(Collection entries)
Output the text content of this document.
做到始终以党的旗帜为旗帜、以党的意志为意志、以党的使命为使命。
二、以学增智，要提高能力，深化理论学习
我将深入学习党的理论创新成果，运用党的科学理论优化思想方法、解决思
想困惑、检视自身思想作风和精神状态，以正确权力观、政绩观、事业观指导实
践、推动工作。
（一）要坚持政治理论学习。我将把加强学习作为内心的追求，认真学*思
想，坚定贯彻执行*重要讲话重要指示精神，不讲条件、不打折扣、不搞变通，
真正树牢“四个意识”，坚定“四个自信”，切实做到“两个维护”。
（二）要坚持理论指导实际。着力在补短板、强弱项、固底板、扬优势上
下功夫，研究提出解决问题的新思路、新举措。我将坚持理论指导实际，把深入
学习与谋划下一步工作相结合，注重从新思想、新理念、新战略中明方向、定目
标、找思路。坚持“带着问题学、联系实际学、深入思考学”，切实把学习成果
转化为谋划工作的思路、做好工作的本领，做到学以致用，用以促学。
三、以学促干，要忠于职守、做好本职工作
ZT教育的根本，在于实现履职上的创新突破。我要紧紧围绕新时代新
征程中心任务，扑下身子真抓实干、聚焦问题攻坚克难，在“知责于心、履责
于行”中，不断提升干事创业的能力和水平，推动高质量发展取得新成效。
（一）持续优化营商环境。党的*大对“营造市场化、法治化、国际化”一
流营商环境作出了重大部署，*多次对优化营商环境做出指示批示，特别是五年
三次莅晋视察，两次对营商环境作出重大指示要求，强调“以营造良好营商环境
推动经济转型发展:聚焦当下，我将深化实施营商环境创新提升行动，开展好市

REQUIREMENT: Copy out each record from above, exactly.

WRITTEN SOLUTION:
Output the text content of this document.
做到始终以党的旗帜为旗帜、以党的意志为意志、以党的使命为使命。
二、以学增智，要提高能力，深化理论学习
我将深入学习党的理论创新成果，运用党的科学理论优化思想方法、解决思
想困惑、检视自身思想作风和精神状态，以正确权力观、政绩观、事业观指导实
践、推动工作。
（一）要坚持政治理论学习。我将把加强学习作为内心的追求，认真学*思
想，坚定贯彻执行*重要讲话重要指示精神，不讲条件、不打折扣、不搞变通，
真正树牢“四个意识”，坚定“四个自信”，切实做到“两个维护”。
（二）要坚持理论指导实际。着力在补短板、强弱项、固底板、扬优势上
下功夫，研究提出解决问题的新思路、新举措。我将坚持理论指导实际，把深入
学习与谋划下一步工作相结合，注重从新思想、新理念、新战略中明方向、定目
标、找思路。坚持“带着问题学、联系实际学、深入思考学”，切实把学习成果
转化为谋划工作的思路、做好工作的本领，做到学以致用，用以促学。
三、以学促干，要忠于职守、做好本职工作
ZT教育的根本，在于实现履职上的创新突破。我要紧紧围绕新时代新
征程中心任务，扑下身子真抓实干、聚焦问题攻坚克难，在“知责于心、履责
于行”中，不断提升干事创业的能力和水平，推动高质量发展取得新成效。
（一）持续优化营商环境。党的*大对“营造市场化、法治化、国际化”一
流营商环境作出了重大部署，*多次对优化营商环境做出指示批示，特别是五年
三次莅晋视察，两次对营商环境作出重大指示要求，强调“以营造良好营商环境
推动经济转型发展:聚焦当下，我将深化实施营商环境创新提升行动，开展好市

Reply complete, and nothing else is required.